Output every line of the material exactly, omitting images.

Begin Material shown

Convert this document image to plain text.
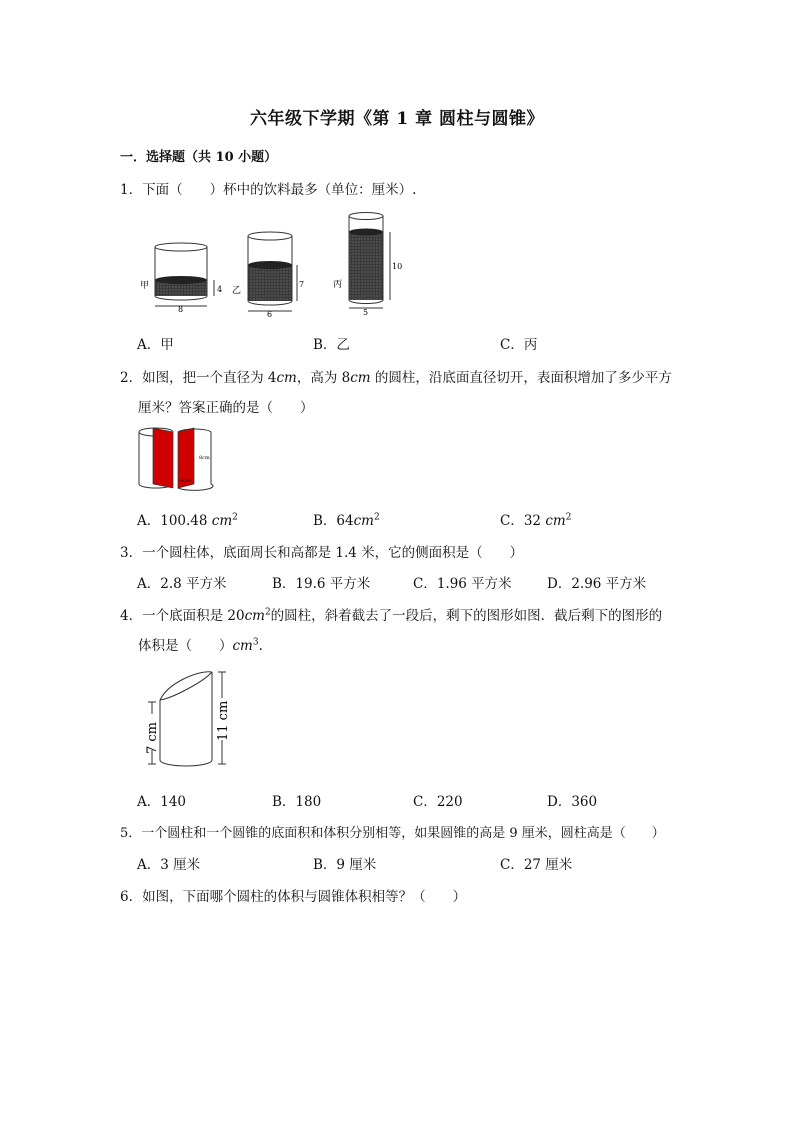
六年级下学期《第 1 章 圆柱与圆锥》
一．选择题（共 10 小题）
1．下面（　　）杯中的饮料最多（单位：厘米）.
甲
8
4 乙
6
7	丙
5
10
A．甲	B．乙	C．丙
2．如图，把一个直径为 4cm，高为 8cm 的圆柱，沿底面直径切开，表面积增加了多少平方
厘米？答案正确的是（　　）
8cm
4cm
A．100.48 $cm^2$	B．$64cm^2$	C．32 $cm^2$
3．一个圆柱体，底面周长和高都是 1.4 米，它的侧面积是（　　）
A．2.8 平方米	B．19.6 平方米	C．1.96 平方米	D．2.96 平方米
4．一个底面积是 $20cm^2$的圆柱，斜着截去了一段后，剩下的图形如图．截后剩下的图形的
体积是（　　）$cm^3$.
7 cm	11 cm
A．140	B．180	C．220	D．360
5．一个圆柱和一个圆锥的底面积和体积分别相等，如果圆锥的高是 9 厘米，圆柱高是（　　）
A．3 厘米	B．9 厘米	C．27 厘米
6．如图，下面哪个圆柱的体积与圆锥体积相等？（　　）
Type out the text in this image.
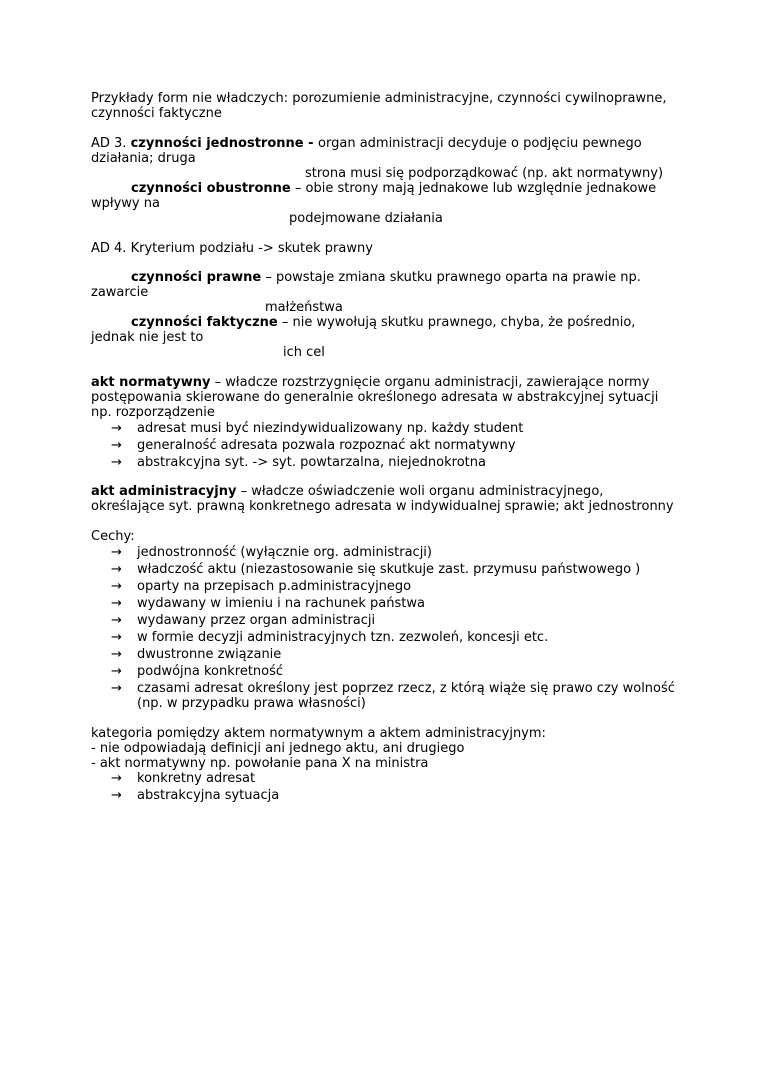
Przykłady form nie władczych: porozumienie administracyjne, czynności cywilnoprawne,
czynności faktyczne
AD 3. czynności jednostronne - organ administracji decyduje o podjęciu pewnego
działania; druga
strona musi się podporządkować (np. akt normatywny)
czynności obustronne – obie strony mają jednakowe lub względnie jednakowe
wpływy na
podejmowane działania
AD 4. Kryterium podziału -> skutek prawny
czynności prawne – powstaje zmiana skutku prawnego oparta na prawie np.
zawarcie
małżeństwa
czynności faktyczne – nie wywołują skutku prawnego, chyba, że pośrednio,
jednak nie jest to
ich cel
akt normatywny – władcze rozstrzygnięcie organu administracji, zawierające normy
postępowania skierowane do generalnie określonego adresata w abstrakcyjnej sytuacji
np. rozporządzenie
→ adresat musi być niezindywidualizowany np. każdy student
→ generalność adresata pozwala rozpoznać akt normatywny
→ abstrakcyjna syt. -> syt. powtarzalna, niejednokrotna
akt administracyjny – władcze oświadczenie woli organu administracyjnego,
określające syt. prawną konkretnego adresata w indywidualnej sprawie; akt jednostronny
Cechy:
→ jednostronność (wyłącznie org. administracji)
→ władczość aktu (niezastosowanie się skutkuje zast. przymusu państwowego )
→ oparty na przepisach p.administracyjnego
→ wydawany w imieniu i na rachunek państwa
→ wydawany przez organ administracji
→ w formie decyzji administracyjnych tzn. zezwoleń, koncesji etc.
→ dwustronne związanie
→ podwójna konkretność
→ czasami adresat określony jest poprzez rzecz, z którą wiąże się prawo czy wolność
(np. w przypadku prawa własności)
kategoria pomiędzy aktem normatywnym a aktem administracyjnym:
- nie odpowiadają definicji ani jednego aktu, ani drugiego
- akt normatywny np. powołanie pana X na ministra
→ konkretny adresat
→ abstrakcyjna sytuacja
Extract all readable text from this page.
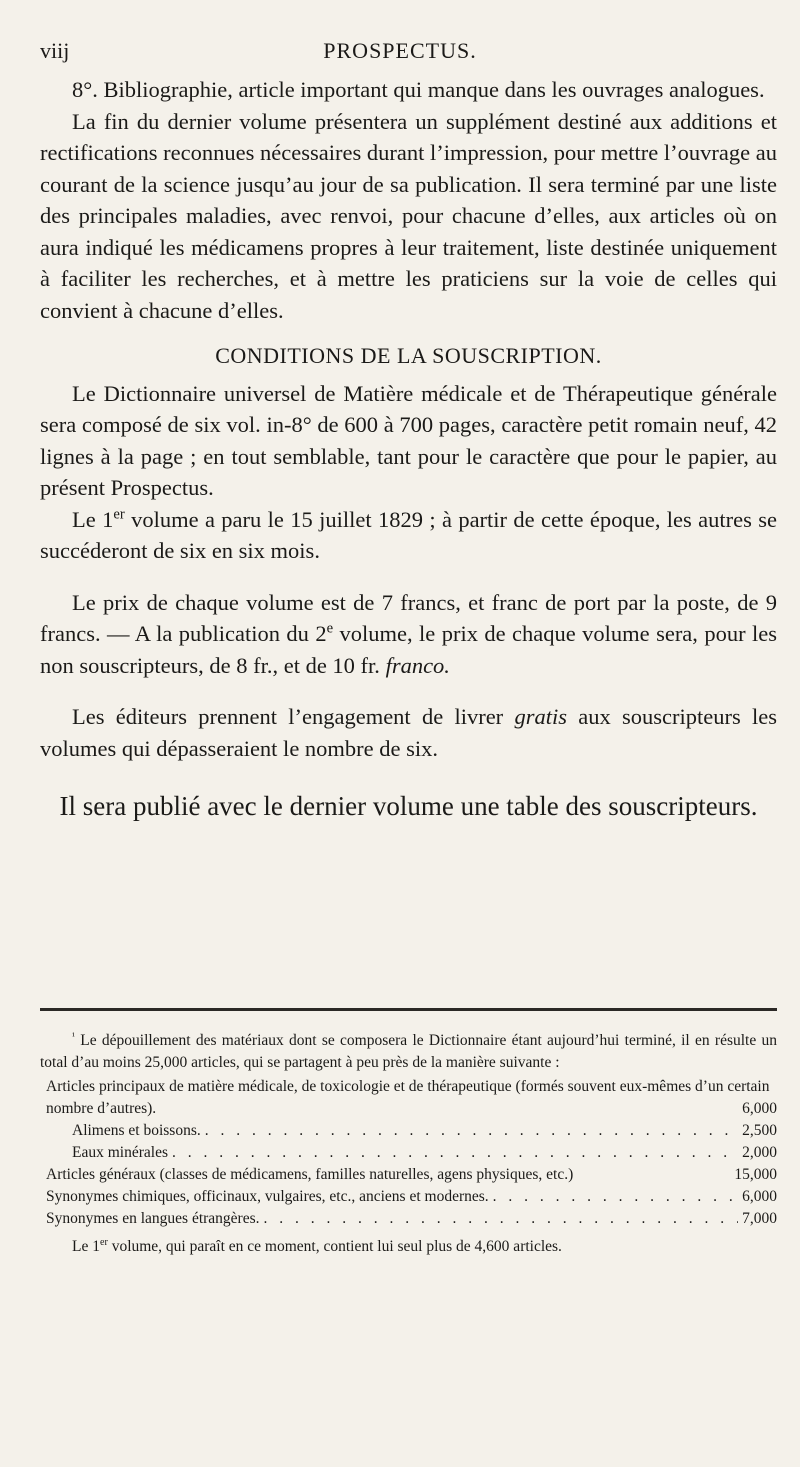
viij	PROSPECTUS.

8°. Bibliographie, article important qui manque dans les ouvrages analogues.

La fin du dernier volume présentera un supplément destiné aux additions et rectifications reconnues nécessaires durant l’impression, pour mettre l’ouvrage au courant de la science jusqu’au jour de sa publication. Il sera terminé par une liste des principales maladies, avec renvoi, pour chacune d’elles, aux articles où on aura indiqué les médicamens propres à leur traitement, liste destinée uniquement à faciliter les recherches, et à mettre les praticiens sur la voie de celles qui convient à chacune d’elles.

CONDITIONS DE LA SOUSCRIPTION.

Le Dictionnaire universel de Matière médicale et de Thérapeutique générale sera composé de six vol. in-8° de 600 à 700 pages, caractère petit romain neuf, 42 lignes à la page ; en tout semblable, tant pour le caractère que pour le papier, au présent Prospectus.

Le 1er volume a paru le 15 juillet 1829 ; à partir de cette époque, les autres se succéderont de six en six mois.

Le prix de chaque volume est de 7 francs, et franc de port par la poste, de 9 francs. — A la publication du 2e volume, le prix de chaque volume sera, pour les non souscripteurs, de 8 fr., et de 10 fr. franco.

Les éditeurs prennent l’engagement de livrer gratis aux souscripteurs les volumes qui dépasseraient le nombre de six.

Il sera publié avec le dernier volume une table des souscripteurs.

$^{^1}$ Le dépouillement des matériaux dont se composera le Dictionnaire étant aujourd’hui terminé, il en résulte un total d’au moins 25,000 articles, qui se partagent à peu près de la manière suivante :

Articles principaux de matière médicale, de toxicologie et de thérapeutique (formés souvent eux-mêmes d’un certain nombre d’autres).	6,000
Alimens et boissons. . . .	2,500
Eaux minérales . . .	2,000
Articles généraux (classes de médicamens, familles naturelles, agens physiques, etc.)	15,000
Synonymes chimiques, officinaux, vulgaires, etc., anciens et modernes. . . .	6,000
Synonymes en langues étrangères. . . .	7,000

Le 1er volume, qui paraît en ce moment, contient lui seul plus de 4,600 articles.
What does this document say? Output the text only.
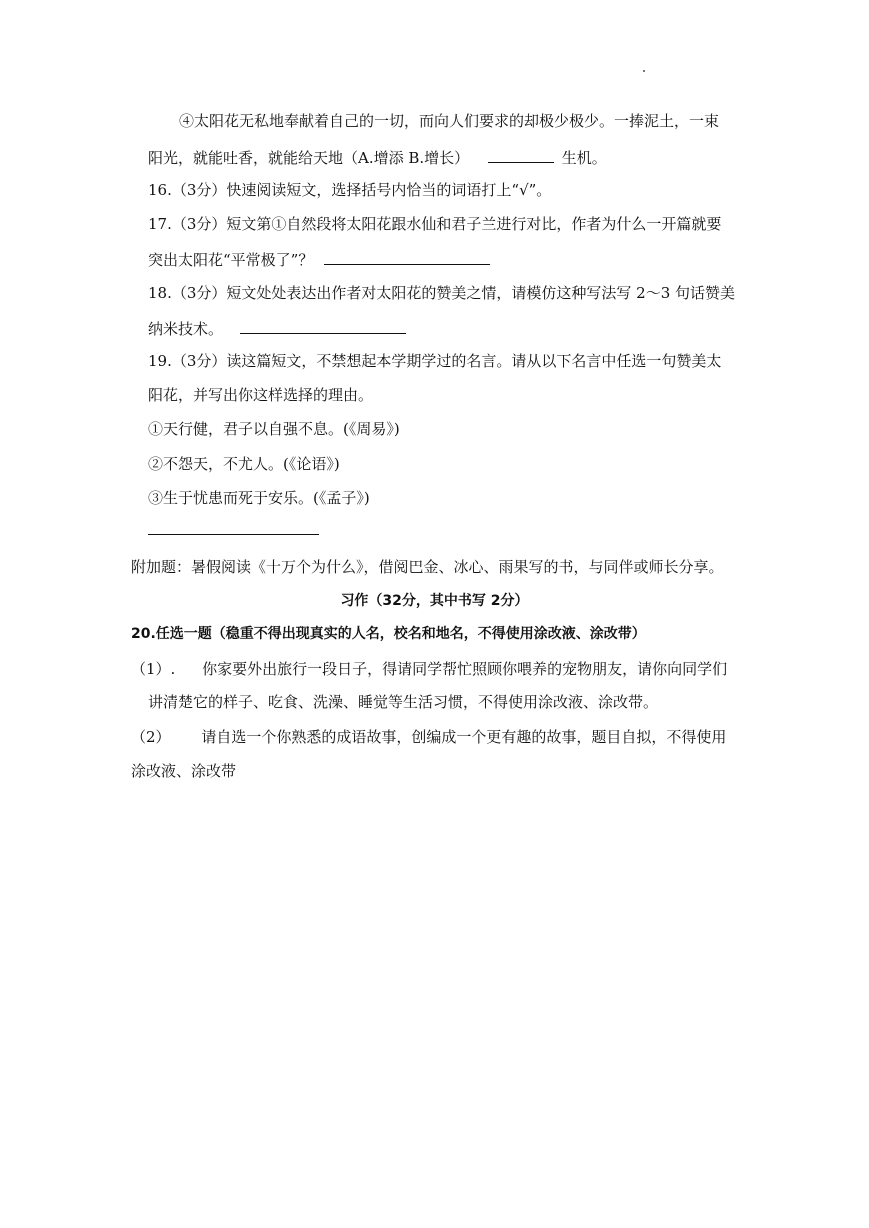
④太阳花无私地奉献着自己的一切，而向人们要求的却极少极少。一捧泥土，一束
阳光，就能吐香，就能给天地（A.增添 B.增长）	生机。
16.（3分）快速阅读短文，选择括号内恰当的词语打上“√”。
17.（3分）短文第①自然段将太阳花跟水仙和君子兰进行对比，作者为什么一开篇就要
突出太阳花“平常极了”？
18.（3分）短文处处表达出作者对太阳花的赞美之情，请模仿这种写法写 2～3 句话赞美
纳米技术。
19.（3分）读这篇短文，不禁想起本学期学过的名言。请从以下名言中任选一句赞美太
阳花，并写出你这样选择的理由。
①天行健，君子以自强不息。(《周易》)
②不怨天，不尤人。(《论语》)
③生于忧患而死于安乐。(《孟子》)
附加题：暑假阅读《十万个为什么》，借阅巴金、冰心、雨果写的书，与同伴或师长分享。
习作（32分，其中书写 2分）
20.任选一题（稳重不得出现真实的人名，校名和地名，不得使用涂改液、涂改带）
（1）. 你家要外出旅行一段日子，得请同学帮忙照顾你喂养的宠物朋友，请你向同学们
讲清楚它的样子、吃食、洗澡、睡觉等生活习惯，不得使用涂改液、涂改带。
（2） 请自选一个你熟悉的成语故事，创编成一个更有趣的故事，题目自拟，不得使用
涂改液、涂改带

End Material shown

§ **Worked answer**
Convert this document image to plain text.
六年级下学期《第 1 章 圆柱与圆锥》
一．选择题（共 10 小题）
1．下面（　　）杯中的饮料最多（单位：厘米）.
甲
8
4 乙
6
7	丙
5
10
A．甲	B．乙	C．丙
2．如图，把一个直径为 4cm，高为 8cm 的圆柱，沿底面直径切开，表面积增加了多少平方
厘米？答案正确的是（　　）
8cm
4cm
A．100.48 $cm^2$	B．$64cm^2$	C．32 $cm^2$
3．一个圆柱体，底面周长和高都是 1.4 米，它的侧面积是（　　）
A．2.8 平方米	B．19.6 平方米	C．1.96 平方米	D．2.96 平方米
4．一个底面积是 $20cm^2$的圆柱，斜着截去了一段后，剩下的图形如图．截后剩下的图形的
体积是（　　）$cm^3$.
7 cm	11 cm
A．140	B．180	C．220	D．360
5．一个圆柱和一个圆锥的底面积和体积分别相等，如果圆锥的高是 9 厘米，圆柱高是（　　）
A．3 厘米	B．9 厘米	C．27 厘米
6．如图，下面哪个圆柱的体积与圆锥体积相等？（　　）
Type out the text in this image.
Przykłady form nie władczych: porozumienie administracyjne, czynności cywilnoprawne,
czynności faktyczne
AD 3. czynności jednostronne - organ administracji decyduje o podjęciu pewnego
działania; druga
strona musi się podporządkować (np. akt normatywny)
czynności obustronne – obie strony mają jednakowe lub względnie jednakowe
wpływy na
podejmowane działania
AD 4. Kryterium podziału -> skutek prawny
czynności prawne – powstaje zmiana skutku prawnego oparta na prawie np.
zawarcie
małżeństwa
czynności faktyczne – nie wywołują skutku prawnego, chyba, że pośrednio,
jednak nie jest to
ich cel
akt normatywny – władcze rozstrzygnięcie organu administracji, zawierające normy
postępowania skierowane do generalnie określonego adresata w abstrakcyjnej sytuacji
np. rozporządzenie
→ adresat musi być niezindywidualizowany np. każdy student
→ generalność adresata pozwala rozpoznać akt normatywny
→ abstrakcyjna syt. -> syt. powtarzalna, niejednokrotna
akt administracyjny – władcze oświadczenie woli organu administracyjnego,
określające syt. prawną konkretnego adresata w indywidualnej sprawie; akt jednostronny
Cechy:
→ jednostronność (wyłącznie org. administracji)
→ władczość aktu (niezastosowanie się skutkuje zast. przymusu państwowego )
→ oparty na przepisach p.administracyjnego
→ wydawany w imieniu i na rachunek państwa
→ wydawany przez organ administracji
→ w formie decyzji administracyjnych tzn. zezwoleń, koncesji etc.
→ dwustronne związanie
→ podwójna konkretność
→ czasami adresat określony jest poprzez rzecz, z którą wiąże się prawo czy wolność
(np. w przypadku prawa własności)
kategoria pomiędzy aktem normatywnym a aktem administracyjnym:
- nie odpowiadają definicji ani jednego aktu, ani drugiego
- akt normatywny np. powołanie pana X na ministra
→ konkretny adresat
→ abstrakcyjna sytuacja
Extract all readable text from this page.
viij	PROSPECTUS.

8°. Bibliographie, article important qui manque dans les ouvrages analogues.

La fin du dernier volume présentera un supplément destiné aux additions et rectifications reconnues nécessaires durant l’impression, pour mettre l’ouvrage au courant de la science jusqu’au jour de sa publication. Il sera terminé par une liste des principales maladies, avec renvoi, pour chacune d’elles, aux articles où on aura indiqué les médicamens propres à leur traitement, liste destinée uniquement à faciliter les recherches, et à mettre les praticiens sur la voie de celles qui convient à chacune d’elles.

CONDITIONS DE LA SOUSCRIPTION.

Le Dictionnaire universel de Matière médicale et de Thérapeutique générale sera composé de six vol. in-8° de 600 à 700 pages, caractère petit romain neuf, 42 lignes à la page ; en tout semblable, tant pour le caractère que pour le papier, au présent Prospectus.

Le 1er volume a paru le 15 juillet 1829 ; à partir de cette époque, les autres se succéderont de six en six mois.

Le prix de chaque volume est de 7 francs, et franc de port par la poste, de 9 francs. — A la publication du 2e volume, le prix de chaque volume sera, pour les non souscripteurs, de 8 fr., et de 10 fr. franco.

Les éditeurs prennent l’engagement de livrer gratis aux souscripteurs les volumes qui dépasseraient le nombre de six.

Il sera publié avec le dernier volume une table des souscripteurs.

$^{^1}$ Le dépouillement des matériaux dont se composera le Dictionnaire étant aujourd’hui terminé, il en résulte un total d’au moins 25,000 articles, qui se partagent à peu près de la manière suivante :

Articles principaux de matière médicale, de toxicologie et de thérapeutique (formés souvent eux-mêmes d’un certain nombre d’autres).	6,000
Alimens et boissons. . . .	2,500
Eaux minérales . . .	2,000
Articles généraux (classes de médicamens, familles naturelles, agens physiques, etc.)	15,000
Synonymes chimiques, officinaux, vulgaires, etc., anciens et modernes. . . .	6,000
Synonymes en langues étrangères. . . .	7,000

Le 1er volume, qui paraît en ce moment, contient lui seul plus de 4,600 articles.
What does this document say? Output the text only.
④太阳花无私地奉献着自己的一切，而向人们要求的却极少极少。一捧泥土，一束
阳光，就能吐香，就能给天地（A.增添 B.增长）	生机。
16.（3分）快速阅读短文，选择括号内恰当的词语打上“√”。
17.（3分）短文第①自然段将太阳花跟水仙和君子兰进行对比，作者为什么一开篇就要
突出太阳花“平常极了”？
18.（3分）短文处处表达出作者对太阳花的赞美之情，请模仿这种写法写 2～3 句话赞美
纳米技术。
19.（3分）读这篇短文，不禁想起本学期学过的名言。请从以下名言中任选一句赞美太
阳花，并写出你这样选择的理由。
①天行健，君子以自强不息。(《周易》)
②不怨天，不尤人。(《论语》)
③生于忧患而死于安乐。(《孟子》)
附加题：暑假阅读《十万个为什么》，借阅巴金、冰心、雨果写的书，与同伴或师长分享。
习作（32分，其中书写 2分）
20.任选一题（稳重不得出现真实的人名，校名和地名，不得使用涂改液、涂改带）
（1）. 你家要外出旅行一段日子，得请同学帮忙照顾你喂养的宠物朋友，请你向同学们
讲清楚它的样子、吃食、洗澡、睡觉等生活习惯，不得使用涂改液、涂改带。
（2） 请自选一个你熟悉的成语故事，创编成一个更有趣的故事，题目自拟，不得使用
涂改液、涂改带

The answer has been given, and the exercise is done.